◆ Exercise prompt ◆
Copy every line of the records below where the word "trong" occurs.

•••

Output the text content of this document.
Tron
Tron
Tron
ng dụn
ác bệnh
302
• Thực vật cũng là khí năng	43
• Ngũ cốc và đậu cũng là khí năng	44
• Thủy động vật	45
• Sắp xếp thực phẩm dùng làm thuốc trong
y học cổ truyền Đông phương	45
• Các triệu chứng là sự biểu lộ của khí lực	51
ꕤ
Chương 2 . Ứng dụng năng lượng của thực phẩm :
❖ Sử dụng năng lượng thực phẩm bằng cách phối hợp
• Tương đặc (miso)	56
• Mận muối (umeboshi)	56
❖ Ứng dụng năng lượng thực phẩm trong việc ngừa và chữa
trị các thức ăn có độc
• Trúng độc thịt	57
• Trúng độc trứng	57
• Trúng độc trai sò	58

•••

◆ Written solution ◆
• Sắp xếp thực phẩm dùng làm thuốc trong
❖ Ứng dụng năng lượng thực phẩm trong việc ngừa và chữa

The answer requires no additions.